• [Aim] Print out every line, exactly as written.

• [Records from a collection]
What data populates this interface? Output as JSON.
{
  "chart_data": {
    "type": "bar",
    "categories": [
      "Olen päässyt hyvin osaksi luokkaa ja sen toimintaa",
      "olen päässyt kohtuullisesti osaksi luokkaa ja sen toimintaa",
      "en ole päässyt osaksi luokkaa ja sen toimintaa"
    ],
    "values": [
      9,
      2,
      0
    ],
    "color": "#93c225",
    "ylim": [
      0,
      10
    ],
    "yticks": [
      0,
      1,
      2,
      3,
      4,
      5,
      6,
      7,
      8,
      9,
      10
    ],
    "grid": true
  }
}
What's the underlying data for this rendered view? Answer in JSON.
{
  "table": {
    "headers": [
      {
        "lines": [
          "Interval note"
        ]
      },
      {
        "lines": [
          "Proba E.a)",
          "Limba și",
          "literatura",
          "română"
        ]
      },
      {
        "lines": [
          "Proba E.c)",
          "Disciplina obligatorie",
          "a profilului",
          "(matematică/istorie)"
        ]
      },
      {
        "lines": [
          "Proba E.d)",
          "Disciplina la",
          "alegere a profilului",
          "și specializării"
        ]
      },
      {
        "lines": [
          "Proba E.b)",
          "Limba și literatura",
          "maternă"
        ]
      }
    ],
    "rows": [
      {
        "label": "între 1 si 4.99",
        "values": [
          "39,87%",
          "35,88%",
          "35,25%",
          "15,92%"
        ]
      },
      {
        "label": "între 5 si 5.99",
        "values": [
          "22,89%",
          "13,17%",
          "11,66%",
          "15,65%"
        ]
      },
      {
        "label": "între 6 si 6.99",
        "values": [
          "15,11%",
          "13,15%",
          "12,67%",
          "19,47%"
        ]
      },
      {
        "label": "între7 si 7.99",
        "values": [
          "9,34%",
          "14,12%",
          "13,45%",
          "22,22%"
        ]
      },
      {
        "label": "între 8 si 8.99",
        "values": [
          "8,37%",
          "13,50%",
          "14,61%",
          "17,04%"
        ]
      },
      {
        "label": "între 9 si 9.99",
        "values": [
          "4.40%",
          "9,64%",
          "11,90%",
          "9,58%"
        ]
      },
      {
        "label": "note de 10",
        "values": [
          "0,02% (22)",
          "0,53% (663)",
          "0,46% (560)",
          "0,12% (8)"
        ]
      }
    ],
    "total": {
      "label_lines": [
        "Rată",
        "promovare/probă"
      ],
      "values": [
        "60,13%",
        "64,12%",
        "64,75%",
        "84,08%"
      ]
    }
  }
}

• [Result]
What data populates this interface? Output as JSON.
{
  "chart_data": {
    "type": "bar",
    "categories": [
      "Olen päässyt hyvin osaksi luokkaa ja sen toimintaa",
      "olen päässyt kohtuullisesti osaksi luokkaa ja sen toimintaa",
      "en ole päässyt osaksi luokkaa ja sen toimintaa"
    ],
    "values": [
      9,
      2,
      0
    ],
    "color": "#93c225",
    "ylim": [
      0,
      10
    ],
    "yticks": [
      0,
      1,
      2,
      3,
      4,
      5,
      6,
      7,
      8,
      9,
      10
    ],
    "grid": true
  }
}
What's the underlying data for this rendered view? Answer in JSON.
{
  "table": {
    "headers": [
      {
        "lines": [
          "Interval note"
        ]
      },
      {
        "lines": [
          "Proba E.a)",
          "Limba și",
          "literatura",
          "română"
        ]
      },
      {
        "lines": [
          "Proba E.c)",
          "Disciplina obligatorie",
          "a profilului",
          "(matematică/istorie)"
        ]
      },
      {
        "lines": [
          "Proba E.d)",
          "Disciplina la",
          "alegere a profilului",
          "și specializării"
        ]
      },
      {
        "lines": [
          "Proba E.b)",
          "Limba și literatura",
          "maternă"
        ]
      }
    ],
    "rows": [
      {
        "label": "între 1 si 4.99",
        "values": [
          "39,87%",
          "35,88%",
          "35,25%",
          "15,92%"
        ]
      },
      {
        "label": "între 5 si 5.99",
        "values": [
          "22,89%",
          "13,17%",
          "11,66%",
          "15,65%"
        ]
      },
      {
        "label": "între 6 si 6.99",
        "values": [
          "15,11%",
          "13,15%",
          "12,67%",
          "19,47%"
        ]
      },
      {
        "label": "între7 si 7.99",
        "values": [
          "9,34%",
          "14,12%",
          "13,45%",
          "22,22%"
        ]
      },
      {
        "label": "între 8 si 8.99",
        "values": [
          "8,37%",
          "13,50%",
          "14,61%",
          "17,04%"
        ]
      },
      {
        "label": "între 9 si 9.99",
        "values": [
          "4.40%",
          "9,64%",
          "11,90%",
          "9,58%"
        ]
      },
      {
        "label": "note de 10",
        "values": [
          "0,02% (22)",
          "0,53% (663)",
          "0,46% (560)",
          "0,12% (8)"
        ]
      }
    ],
    "total": {
      "label_lines": [
        "Rată",
        "promovare/probă"
      ],
      "values": [
        "60,13%",
        "64,12%",
        "64,75%",
        "84,08%"
      ]
    }
  }
}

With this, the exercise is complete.